INFORMATION PROVIDED:
------------------------

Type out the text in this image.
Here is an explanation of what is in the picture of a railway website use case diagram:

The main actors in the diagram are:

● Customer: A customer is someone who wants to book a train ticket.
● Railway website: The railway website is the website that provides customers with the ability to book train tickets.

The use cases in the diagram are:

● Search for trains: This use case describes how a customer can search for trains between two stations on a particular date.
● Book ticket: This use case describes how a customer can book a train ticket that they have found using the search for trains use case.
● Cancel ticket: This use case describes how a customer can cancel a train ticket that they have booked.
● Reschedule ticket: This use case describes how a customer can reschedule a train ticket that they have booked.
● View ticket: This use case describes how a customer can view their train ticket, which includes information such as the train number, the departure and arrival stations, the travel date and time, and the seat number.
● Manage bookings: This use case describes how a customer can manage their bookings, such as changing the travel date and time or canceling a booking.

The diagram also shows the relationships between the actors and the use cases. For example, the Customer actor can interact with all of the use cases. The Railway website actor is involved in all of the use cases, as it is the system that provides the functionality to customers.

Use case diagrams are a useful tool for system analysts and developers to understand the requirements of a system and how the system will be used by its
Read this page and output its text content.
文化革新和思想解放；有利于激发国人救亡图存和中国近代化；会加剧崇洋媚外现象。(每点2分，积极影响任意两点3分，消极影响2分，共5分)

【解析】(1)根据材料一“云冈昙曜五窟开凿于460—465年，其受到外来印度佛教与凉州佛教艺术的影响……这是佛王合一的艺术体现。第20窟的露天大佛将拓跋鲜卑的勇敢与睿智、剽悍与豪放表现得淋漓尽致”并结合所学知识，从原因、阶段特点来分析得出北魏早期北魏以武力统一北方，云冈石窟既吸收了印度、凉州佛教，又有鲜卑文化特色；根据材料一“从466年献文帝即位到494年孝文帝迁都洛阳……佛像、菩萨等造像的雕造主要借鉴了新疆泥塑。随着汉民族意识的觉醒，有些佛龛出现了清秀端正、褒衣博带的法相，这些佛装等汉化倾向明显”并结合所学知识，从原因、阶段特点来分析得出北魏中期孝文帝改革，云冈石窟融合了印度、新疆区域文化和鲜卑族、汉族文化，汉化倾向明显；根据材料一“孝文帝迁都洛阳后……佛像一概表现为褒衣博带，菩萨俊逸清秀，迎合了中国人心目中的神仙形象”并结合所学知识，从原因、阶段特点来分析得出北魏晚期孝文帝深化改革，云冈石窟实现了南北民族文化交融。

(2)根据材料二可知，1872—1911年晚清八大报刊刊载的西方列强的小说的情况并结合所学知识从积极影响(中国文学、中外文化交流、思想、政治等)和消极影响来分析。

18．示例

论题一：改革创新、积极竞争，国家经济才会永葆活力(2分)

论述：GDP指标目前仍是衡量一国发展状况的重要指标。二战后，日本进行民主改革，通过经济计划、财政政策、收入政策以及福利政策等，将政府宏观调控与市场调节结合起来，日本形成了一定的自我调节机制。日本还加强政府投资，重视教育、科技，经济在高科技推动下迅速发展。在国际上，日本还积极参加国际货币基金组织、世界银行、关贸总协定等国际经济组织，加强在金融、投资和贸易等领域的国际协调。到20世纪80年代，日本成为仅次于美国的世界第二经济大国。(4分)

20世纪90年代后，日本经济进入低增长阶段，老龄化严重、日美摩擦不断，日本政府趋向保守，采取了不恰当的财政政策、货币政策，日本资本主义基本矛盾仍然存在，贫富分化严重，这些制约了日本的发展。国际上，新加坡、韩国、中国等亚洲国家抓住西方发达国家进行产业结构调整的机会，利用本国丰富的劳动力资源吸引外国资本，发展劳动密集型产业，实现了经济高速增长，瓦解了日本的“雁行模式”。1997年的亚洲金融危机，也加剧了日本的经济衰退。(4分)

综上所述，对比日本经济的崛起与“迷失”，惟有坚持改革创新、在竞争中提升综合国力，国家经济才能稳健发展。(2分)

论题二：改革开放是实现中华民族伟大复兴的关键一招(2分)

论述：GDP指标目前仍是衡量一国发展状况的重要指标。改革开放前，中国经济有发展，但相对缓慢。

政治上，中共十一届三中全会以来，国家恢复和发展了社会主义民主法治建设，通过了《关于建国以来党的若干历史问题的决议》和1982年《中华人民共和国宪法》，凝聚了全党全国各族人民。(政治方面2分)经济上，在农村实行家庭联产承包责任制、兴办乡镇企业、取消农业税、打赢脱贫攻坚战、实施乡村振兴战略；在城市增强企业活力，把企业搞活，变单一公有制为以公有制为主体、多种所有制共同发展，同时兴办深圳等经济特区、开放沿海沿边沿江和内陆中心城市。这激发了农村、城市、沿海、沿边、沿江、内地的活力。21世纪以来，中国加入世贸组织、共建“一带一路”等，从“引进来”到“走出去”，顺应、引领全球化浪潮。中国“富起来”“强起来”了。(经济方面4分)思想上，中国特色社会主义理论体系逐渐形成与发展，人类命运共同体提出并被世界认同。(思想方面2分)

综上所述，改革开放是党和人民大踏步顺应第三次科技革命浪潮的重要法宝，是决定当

------------------------

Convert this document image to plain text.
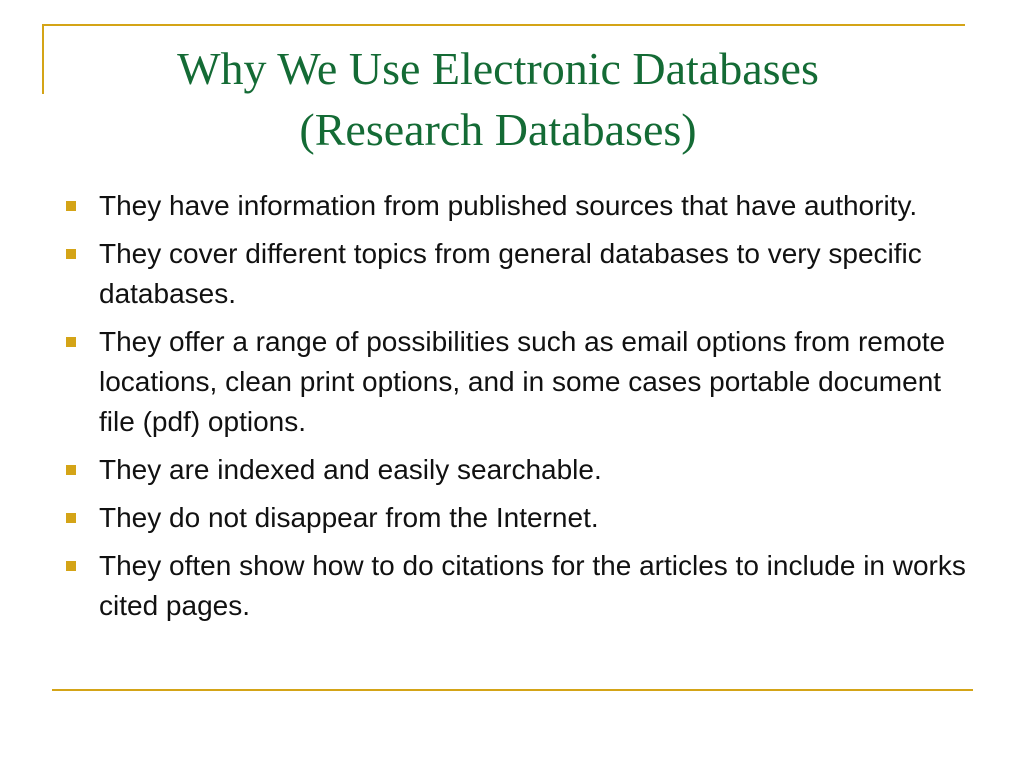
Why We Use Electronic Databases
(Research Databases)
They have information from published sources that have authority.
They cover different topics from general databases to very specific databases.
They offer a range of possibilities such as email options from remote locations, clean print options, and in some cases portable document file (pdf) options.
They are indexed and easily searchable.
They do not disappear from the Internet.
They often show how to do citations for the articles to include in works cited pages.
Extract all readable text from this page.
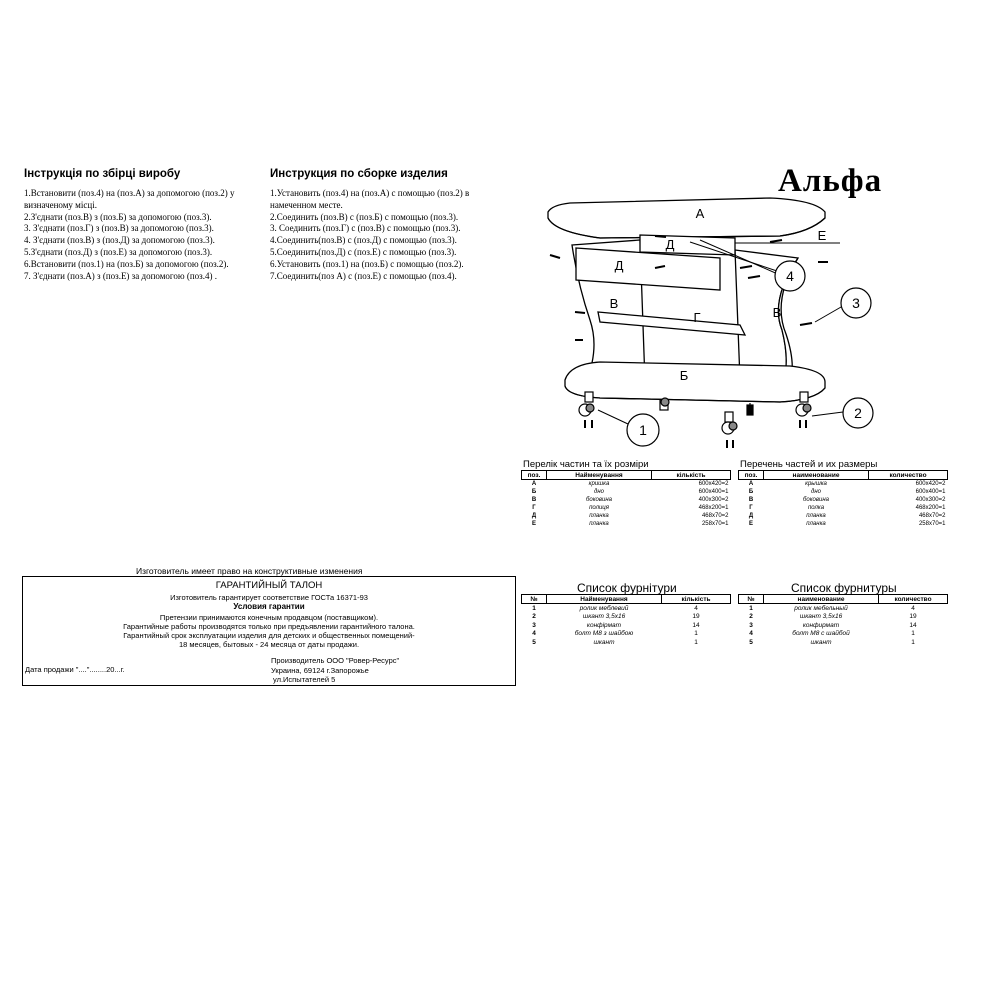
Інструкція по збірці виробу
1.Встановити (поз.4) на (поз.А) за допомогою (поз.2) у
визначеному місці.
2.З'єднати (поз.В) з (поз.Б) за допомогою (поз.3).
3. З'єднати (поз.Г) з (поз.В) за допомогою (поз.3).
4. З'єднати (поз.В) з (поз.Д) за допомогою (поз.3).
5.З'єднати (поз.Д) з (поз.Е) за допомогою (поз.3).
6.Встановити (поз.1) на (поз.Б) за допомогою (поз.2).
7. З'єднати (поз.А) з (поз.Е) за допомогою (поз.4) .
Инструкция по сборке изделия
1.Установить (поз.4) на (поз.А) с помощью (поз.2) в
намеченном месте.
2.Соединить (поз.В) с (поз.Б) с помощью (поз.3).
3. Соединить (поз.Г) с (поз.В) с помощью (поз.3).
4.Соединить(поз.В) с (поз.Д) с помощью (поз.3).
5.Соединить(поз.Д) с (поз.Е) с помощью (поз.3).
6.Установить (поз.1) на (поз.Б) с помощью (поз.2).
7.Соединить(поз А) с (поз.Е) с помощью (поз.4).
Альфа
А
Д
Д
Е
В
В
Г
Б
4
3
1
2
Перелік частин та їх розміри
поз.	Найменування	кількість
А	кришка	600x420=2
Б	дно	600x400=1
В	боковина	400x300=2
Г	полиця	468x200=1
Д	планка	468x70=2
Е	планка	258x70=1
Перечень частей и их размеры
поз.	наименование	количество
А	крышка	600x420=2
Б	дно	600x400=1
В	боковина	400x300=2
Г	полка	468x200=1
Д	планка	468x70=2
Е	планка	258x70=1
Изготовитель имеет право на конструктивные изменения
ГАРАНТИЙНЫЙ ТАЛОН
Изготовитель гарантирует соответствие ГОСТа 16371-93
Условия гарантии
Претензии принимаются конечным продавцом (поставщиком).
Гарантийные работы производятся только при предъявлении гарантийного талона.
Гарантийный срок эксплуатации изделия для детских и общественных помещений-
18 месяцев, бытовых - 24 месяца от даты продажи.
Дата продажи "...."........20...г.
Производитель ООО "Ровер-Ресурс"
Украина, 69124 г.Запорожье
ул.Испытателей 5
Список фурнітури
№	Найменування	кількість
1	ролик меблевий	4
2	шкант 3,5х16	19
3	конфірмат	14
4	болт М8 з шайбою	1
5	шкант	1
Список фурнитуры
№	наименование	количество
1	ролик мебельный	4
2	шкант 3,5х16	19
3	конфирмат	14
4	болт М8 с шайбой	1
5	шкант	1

------------------------

Which lines include the word "Список"? List them all.

Список фурнітури
Список фурнитуры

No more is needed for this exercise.